[Recorded data]
=-=-=-=-=

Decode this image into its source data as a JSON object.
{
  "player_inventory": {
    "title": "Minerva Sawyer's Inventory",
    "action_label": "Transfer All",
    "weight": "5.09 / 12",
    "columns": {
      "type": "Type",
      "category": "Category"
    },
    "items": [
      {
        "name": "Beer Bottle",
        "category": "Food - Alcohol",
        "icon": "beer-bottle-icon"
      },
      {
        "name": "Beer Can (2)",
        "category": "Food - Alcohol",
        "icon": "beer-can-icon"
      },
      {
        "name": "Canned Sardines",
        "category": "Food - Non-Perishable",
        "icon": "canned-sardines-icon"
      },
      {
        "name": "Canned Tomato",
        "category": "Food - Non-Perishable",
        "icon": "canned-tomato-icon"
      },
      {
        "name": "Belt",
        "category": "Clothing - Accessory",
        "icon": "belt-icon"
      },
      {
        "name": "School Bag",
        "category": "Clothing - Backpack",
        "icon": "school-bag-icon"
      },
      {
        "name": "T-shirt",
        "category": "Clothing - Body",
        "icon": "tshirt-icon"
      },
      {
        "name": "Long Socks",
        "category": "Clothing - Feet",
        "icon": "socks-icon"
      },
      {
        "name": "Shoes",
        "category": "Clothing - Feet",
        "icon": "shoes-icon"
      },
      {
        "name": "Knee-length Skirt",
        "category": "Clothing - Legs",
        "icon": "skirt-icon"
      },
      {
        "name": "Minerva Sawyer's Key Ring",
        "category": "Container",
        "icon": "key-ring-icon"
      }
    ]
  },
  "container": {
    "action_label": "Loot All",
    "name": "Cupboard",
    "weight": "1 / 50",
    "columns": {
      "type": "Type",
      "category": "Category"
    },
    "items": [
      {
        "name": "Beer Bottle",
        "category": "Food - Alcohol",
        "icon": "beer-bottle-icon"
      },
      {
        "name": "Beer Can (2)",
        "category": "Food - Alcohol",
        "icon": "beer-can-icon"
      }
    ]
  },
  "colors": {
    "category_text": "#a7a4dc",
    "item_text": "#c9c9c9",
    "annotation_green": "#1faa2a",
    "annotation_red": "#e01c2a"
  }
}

=-=-=-=-=

Goal => Extract all lines from the material above that include the word "Minerva".

The output =>
    "title": "Minerva Sawyer's Inventory",
        "name": "Minerva Sawyer's Key Ring",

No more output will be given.